§ **Task description**
Take the entries below and retype them word for word, excluding the images.

§ **Data entries**
□ □ □

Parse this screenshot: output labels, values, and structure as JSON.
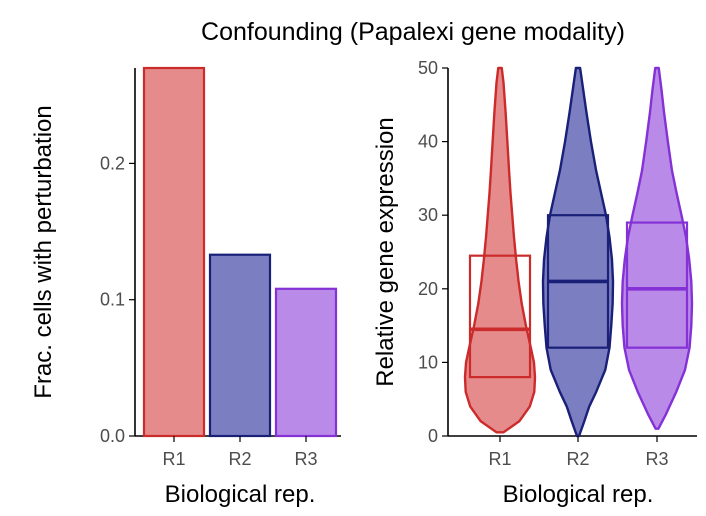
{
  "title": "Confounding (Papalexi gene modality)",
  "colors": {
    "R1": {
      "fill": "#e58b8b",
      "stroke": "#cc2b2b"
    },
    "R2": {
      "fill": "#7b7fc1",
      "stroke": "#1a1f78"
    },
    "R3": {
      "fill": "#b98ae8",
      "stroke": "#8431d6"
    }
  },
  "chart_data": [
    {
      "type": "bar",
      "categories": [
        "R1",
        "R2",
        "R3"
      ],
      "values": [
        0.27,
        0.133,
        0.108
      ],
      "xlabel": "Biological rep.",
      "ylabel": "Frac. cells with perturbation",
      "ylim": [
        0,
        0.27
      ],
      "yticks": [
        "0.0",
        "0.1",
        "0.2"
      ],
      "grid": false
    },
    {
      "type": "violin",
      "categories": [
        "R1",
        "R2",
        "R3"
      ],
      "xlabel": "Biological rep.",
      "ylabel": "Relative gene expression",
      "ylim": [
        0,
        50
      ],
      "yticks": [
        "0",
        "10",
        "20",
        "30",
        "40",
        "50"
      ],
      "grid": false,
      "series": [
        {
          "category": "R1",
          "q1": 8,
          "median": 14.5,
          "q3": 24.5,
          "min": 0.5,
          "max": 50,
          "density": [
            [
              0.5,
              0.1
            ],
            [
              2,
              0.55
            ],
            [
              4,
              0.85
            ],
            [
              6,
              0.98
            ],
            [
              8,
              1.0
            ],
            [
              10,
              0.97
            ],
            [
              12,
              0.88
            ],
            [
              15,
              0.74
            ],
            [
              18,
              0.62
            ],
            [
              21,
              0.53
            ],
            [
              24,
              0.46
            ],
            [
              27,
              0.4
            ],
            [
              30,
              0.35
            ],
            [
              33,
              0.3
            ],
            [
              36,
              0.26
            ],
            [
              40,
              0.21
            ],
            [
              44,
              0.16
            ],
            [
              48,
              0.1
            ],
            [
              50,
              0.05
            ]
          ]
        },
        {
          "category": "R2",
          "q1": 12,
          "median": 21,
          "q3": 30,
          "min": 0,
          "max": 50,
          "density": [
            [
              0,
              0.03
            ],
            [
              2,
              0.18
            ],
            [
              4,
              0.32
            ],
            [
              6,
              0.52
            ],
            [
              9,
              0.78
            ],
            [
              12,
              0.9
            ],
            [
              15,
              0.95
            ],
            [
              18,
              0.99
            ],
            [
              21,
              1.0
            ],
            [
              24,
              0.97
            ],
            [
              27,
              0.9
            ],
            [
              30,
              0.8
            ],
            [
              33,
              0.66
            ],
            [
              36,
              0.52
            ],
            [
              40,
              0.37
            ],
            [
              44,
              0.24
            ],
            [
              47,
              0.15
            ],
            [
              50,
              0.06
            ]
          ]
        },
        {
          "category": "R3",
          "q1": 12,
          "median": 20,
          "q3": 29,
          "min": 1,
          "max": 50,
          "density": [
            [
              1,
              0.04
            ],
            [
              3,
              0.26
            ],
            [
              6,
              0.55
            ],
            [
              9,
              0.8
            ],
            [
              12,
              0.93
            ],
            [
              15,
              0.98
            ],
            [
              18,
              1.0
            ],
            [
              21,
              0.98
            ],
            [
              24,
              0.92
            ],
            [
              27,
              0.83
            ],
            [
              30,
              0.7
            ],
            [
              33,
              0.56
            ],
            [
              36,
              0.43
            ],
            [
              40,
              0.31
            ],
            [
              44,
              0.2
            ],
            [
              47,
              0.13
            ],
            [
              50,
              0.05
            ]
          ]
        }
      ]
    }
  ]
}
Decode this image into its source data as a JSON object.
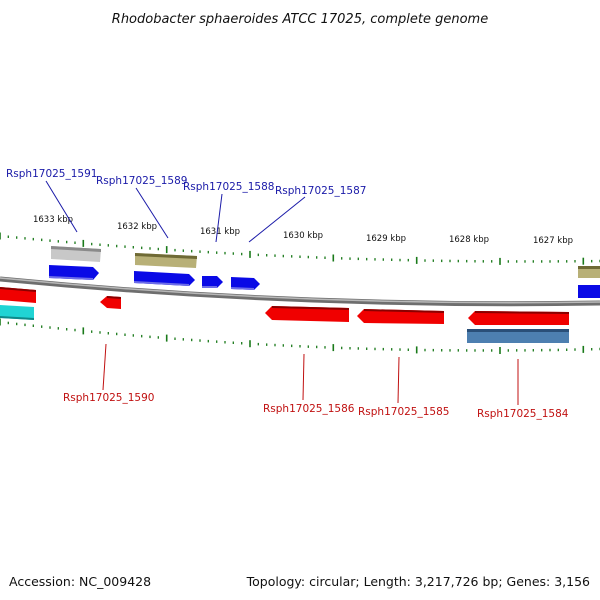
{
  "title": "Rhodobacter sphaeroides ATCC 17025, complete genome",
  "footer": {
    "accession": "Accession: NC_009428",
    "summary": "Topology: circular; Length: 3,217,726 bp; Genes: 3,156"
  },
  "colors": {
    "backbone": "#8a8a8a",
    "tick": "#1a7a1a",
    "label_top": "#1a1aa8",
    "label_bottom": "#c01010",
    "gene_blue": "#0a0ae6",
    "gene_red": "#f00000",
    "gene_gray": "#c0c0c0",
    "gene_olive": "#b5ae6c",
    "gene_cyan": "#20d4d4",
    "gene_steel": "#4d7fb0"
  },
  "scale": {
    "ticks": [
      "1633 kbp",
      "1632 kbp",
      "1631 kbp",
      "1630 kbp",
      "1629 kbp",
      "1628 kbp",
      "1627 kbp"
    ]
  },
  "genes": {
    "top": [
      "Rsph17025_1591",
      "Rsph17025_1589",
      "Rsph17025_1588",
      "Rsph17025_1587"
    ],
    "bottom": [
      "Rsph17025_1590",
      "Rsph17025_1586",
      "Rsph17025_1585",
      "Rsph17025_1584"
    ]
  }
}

□ □ □

§ **Response to this task**
Parse this screenshot: output labels, values, and structure as JSON.
{
  "title": "Confounding (Papalexi gene modality)",
  "colors": {
    "R1": {
      "fill": "#e58b8b",
      "stroke": "#cc2b2b"
    },
    "R2": {
      "fill": "#7b7fc1",
      "stroke": "#1a1f78"
    },
    "R3": {
      "fill": "#b98ae8",
      "stroke": "#8431d6"
    }
  },
  "chart_data": [
    {
      "type": "bar",
      "categories": [
        "R1",
        "R2",
        "R3"
      ],
      "values": [
        0.27,
        0.133,
        0.108
      ],
      "xlabel": "Biological rep.",
      "ylabel": "Frac. cells with perturbation",
      "ylim": [
        0,
        0.27
      ],
      "yticks": [
        "0.0",
        "0.1",
        "0.2"
      ],
      "grid": false
    },
    {
      "type": "violin",
      "categories": [
        "R1",
        "R2",
        "R3"
      ],
      "xlabel": "Biological rep.",
      "ylabel": "Relative gene expression",
      "ylim": [
        0,
        50
      ],
      "yticks": [
        "0",
        "10",
        "20",
        "30",
        "40",
        "50"
      ],
      "grid": false,
      "series": [
        {
          "category": "R1",
          "q1": 8,
          "median": 14.5,
          "q3": 24.5,
          "min": 0.5,
          "max": 50,
          "density": [
            [
              0.5,
              0.1
            ],
            [
              2,
              0.55
            ],
            [
              4,
              0.85
            ],
            [
              6,
              0.98
            ],
            [
              8,
              1.0
            ],
            [
              10,
              0.97
            ],
            [
              12,
              0.88
            ],
            [
              15,
              0.74
            ],
            [
              18,
              0.62
            ],
            [
              21,
              0.53
            ],
            [
              24,
              0.46
            ],
            [
              27,
              0.4
            ],
            [
              30,
              0.35
            ],
            [
              33,
              0.3
            ],
            [
              36,
              0.26
            ],
            [
              40,
              0.21
            ],
            [
              44,
              0.16
            ],
            [
              48,
              0.1
            ],
            [
              50,
              0.05
            ]
          ]
        },
        {
          "category": "R2",
          "q1": 12,
          "median": 21,
          "q3": 30,
          "min": 0,
          "max": 50,
          "density": [
            [
              0,
              0.03
            ],
            [
              2,
              0.18
            ],
            [
              4,
              0.32
            ],
            [
              6,
              0.52
            ],
            [
              9,
              0.78
            ],
            [
              12,
              0.9
            ],
            [
              15,
              0.95
            ],
            [
              18,
              0.99
            ],
            [
              21,
              1.0
            ],
            [
              24,
              0.97
            ],
            [
              27,
              0.9
            ],
            [
              30,
              0.8
            ],
            [
              33,
              0.66
            ],
            [
              36,
              0.52
            ],
            [
              40,
              0.37
            ],
            [
              44,
              0.24
            ],
            [
              47,
              0.15
            ],
            [
              50,
              0.06
            ]
          ]
        },
        {
          "category": "R3",
          "q1": 12,
          "median": 20,
          "q3": 29,
          "min": 1,
          "max": 50,
          "density": [
            [
              1,
              0.04
            ],
            [
              3,
              0.26
            ],
            [
              6,
              0.55
            ],
            [
              9,
              0.8
            ],
            [
              12,
              0.93
            ],
            [
              15,
              0.98
            ],
            [
              18,
              1.0
            ],
            [
              21,
              0.98
            ],
            [
              24,
              0.92
            ],
            [
              27,
              0.83
            ],
            [
              30,
              0.7
            ],
            [
              33,
              0.56
            ],
            [
              36,
              0.43
            ],
            [
              40,
              0.31
            ],
            [
              44,
              0.2
            ],
            [
              47,
              0.13
            ],
            [
              50,
              0.05
            ]
          ]
        }
      ]
    }
  ]
}
Decode this image into its source data as a JSON object.
{
  "title": "Rhodobacter sphaeroides ATCC 17025, complete genome",
  "footer": {
    "accession": "Accession: NC_009428",
    "summary": "Topology: circular; Length: 3,217,726 bp; Genes: 3,156"
  },
  "colors": {
    "backbone": "#8a8a8a",
    "tick": "#1a7a1a",
    "label_top": "#1a1aa8",
    "label_bottom": "#c01010",
    "gene_blue": "#0a0ae6",
    "gene_red": "#f00000",
    "gene_gray": "#c0c0c0",
    "gene_olive": "#b5ae6c",
    "gene_cyan": "#20d4d4",
    "gene_steel": "#4d7fb0"
  },
  "scale": {
    "ticks": [
      "1633 kbp",
      "1632 kbp",
      "1631 kbp",
      "1630 kbp",
      "1629 kbp",
      "1628 kbp",
      "1627 kbp"
    ]
  },
  "genes": {
    "top": [
      "Rsph17025_1591",
      "Rsph17025_1589",
      "Rsph17025_1588",
      "Rsph17025_1587"
    ],
    "bottom": [
      "Rsph17025_1590",
      "Rsph17025_1586",
      "Rsph17025_1585",
      "Rsph17025_1584"
    ]
  }
}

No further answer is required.